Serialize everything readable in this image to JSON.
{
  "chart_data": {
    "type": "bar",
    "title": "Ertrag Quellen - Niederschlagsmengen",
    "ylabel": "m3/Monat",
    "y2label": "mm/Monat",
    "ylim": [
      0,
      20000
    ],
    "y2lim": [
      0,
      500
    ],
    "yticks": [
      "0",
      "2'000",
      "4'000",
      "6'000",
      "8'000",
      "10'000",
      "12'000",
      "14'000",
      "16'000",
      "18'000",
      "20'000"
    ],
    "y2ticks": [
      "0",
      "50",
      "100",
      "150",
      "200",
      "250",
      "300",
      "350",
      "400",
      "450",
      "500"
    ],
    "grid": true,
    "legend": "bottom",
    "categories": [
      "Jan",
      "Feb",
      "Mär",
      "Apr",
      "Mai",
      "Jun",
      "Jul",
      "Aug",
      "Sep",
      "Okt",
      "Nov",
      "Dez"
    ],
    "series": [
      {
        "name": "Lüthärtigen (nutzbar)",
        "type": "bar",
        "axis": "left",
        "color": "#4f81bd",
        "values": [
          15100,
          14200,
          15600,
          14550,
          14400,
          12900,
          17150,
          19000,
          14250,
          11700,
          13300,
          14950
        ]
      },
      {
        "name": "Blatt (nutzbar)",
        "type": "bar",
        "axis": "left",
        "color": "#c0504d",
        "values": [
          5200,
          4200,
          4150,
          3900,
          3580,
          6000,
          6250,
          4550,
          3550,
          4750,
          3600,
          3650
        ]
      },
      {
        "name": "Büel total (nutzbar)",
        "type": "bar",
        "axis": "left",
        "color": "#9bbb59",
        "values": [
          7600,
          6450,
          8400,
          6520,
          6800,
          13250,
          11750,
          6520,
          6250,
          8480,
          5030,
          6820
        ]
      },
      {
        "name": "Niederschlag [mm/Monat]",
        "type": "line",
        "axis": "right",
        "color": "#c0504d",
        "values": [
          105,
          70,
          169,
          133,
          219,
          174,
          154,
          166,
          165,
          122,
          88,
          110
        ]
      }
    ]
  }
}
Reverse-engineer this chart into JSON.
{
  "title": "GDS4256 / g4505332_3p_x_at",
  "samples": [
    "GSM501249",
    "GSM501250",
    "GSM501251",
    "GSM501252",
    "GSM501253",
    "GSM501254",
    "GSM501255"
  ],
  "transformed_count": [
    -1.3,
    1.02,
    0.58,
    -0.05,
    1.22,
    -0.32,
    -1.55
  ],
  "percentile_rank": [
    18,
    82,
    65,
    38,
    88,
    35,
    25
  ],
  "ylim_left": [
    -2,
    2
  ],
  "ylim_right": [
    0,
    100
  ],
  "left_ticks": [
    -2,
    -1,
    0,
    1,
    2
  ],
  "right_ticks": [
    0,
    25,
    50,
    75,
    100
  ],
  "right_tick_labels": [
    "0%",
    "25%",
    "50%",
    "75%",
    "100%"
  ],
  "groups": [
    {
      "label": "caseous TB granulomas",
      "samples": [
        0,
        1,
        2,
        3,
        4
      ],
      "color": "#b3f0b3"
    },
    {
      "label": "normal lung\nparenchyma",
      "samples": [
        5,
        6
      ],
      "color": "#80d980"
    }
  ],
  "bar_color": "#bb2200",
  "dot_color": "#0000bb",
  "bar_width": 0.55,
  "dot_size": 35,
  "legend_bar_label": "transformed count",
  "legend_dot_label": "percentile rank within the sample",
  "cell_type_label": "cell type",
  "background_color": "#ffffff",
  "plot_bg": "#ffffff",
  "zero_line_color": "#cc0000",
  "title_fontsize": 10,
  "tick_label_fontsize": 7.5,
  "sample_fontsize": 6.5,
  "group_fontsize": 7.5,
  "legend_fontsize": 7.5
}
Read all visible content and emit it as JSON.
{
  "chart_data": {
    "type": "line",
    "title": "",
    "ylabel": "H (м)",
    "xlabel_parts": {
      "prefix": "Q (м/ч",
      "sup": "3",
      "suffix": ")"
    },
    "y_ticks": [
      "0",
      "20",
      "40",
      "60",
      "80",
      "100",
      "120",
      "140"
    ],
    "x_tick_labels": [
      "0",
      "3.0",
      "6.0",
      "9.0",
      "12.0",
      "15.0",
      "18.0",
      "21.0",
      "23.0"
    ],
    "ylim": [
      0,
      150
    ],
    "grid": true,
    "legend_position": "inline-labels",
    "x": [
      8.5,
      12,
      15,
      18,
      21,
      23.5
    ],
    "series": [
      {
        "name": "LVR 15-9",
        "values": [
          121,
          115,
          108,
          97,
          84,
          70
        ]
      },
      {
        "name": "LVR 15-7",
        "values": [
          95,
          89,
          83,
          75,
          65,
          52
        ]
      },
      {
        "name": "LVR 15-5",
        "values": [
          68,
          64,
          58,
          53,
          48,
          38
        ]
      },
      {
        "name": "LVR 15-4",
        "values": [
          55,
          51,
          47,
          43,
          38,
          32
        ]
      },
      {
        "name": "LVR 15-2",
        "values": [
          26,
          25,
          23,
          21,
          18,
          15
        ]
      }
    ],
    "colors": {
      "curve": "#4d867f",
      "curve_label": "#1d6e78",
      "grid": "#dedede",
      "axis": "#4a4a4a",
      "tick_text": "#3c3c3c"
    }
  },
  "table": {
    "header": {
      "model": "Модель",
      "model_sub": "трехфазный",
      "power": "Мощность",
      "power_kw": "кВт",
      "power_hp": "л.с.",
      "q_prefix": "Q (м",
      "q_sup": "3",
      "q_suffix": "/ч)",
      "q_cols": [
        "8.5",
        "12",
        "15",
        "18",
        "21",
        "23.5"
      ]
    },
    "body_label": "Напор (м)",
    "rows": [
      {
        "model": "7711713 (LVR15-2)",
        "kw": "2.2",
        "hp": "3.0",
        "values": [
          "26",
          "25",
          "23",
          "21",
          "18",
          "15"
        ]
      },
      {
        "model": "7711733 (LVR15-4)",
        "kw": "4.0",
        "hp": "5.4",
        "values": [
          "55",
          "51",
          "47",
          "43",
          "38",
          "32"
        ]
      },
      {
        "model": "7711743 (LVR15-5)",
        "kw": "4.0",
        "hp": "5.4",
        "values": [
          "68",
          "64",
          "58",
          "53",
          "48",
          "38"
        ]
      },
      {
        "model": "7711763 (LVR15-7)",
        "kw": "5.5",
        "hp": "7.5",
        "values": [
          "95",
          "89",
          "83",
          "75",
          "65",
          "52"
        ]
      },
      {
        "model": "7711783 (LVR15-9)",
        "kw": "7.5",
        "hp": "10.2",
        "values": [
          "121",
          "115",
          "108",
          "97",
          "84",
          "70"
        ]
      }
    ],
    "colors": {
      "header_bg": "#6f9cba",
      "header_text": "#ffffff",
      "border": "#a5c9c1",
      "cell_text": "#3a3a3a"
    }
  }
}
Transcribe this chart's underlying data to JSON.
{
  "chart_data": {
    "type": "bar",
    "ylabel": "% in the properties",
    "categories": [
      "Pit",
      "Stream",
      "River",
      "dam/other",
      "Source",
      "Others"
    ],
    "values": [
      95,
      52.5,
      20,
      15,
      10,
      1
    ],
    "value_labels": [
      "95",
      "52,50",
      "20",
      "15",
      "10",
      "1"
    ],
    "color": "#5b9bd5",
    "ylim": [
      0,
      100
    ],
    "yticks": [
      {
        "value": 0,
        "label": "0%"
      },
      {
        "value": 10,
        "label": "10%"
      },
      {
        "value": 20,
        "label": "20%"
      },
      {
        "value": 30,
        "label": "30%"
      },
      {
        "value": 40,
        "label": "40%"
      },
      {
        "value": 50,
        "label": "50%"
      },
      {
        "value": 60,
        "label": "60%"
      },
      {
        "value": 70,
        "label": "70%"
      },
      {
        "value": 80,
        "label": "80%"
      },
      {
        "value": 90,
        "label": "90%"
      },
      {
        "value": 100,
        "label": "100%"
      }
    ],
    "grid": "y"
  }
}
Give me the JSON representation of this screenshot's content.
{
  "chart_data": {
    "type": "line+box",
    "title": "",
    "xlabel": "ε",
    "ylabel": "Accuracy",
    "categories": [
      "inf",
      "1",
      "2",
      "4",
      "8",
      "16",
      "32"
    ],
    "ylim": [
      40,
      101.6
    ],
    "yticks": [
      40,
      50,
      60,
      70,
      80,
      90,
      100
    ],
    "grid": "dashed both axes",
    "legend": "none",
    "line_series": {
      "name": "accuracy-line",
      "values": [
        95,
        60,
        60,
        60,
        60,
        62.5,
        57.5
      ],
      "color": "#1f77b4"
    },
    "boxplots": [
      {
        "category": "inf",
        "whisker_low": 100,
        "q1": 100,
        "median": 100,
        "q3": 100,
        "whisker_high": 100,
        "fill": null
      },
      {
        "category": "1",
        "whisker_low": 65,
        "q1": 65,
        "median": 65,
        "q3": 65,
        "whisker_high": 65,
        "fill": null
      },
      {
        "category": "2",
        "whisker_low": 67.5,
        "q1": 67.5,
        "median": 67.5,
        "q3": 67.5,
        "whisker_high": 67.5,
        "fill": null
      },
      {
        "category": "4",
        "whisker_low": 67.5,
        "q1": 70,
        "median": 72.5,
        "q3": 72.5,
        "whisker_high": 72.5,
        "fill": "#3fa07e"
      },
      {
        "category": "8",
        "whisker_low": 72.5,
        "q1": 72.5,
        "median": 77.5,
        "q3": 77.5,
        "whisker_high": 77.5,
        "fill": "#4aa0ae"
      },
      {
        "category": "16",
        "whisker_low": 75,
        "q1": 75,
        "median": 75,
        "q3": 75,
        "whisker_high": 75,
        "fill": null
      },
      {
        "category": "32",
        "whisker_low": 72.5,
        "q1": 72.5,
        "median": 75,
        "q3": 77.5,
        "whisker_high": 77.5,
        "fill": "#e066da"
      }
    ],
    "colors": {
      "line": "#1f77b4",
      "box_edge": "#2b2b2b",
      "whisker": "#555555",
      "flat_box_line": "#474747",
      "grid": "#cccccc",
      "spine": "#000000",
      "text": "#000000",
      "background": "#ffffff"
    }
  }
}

*Task details:*
Copy every line from the records above that contains the word "grid".

*Output of the task:*
    "grid": true,
    "grid": true,
      "grid": "#dedede",
    "grid": "y"
    "grid": "dashed both axes",
      "grid": "#cccccc",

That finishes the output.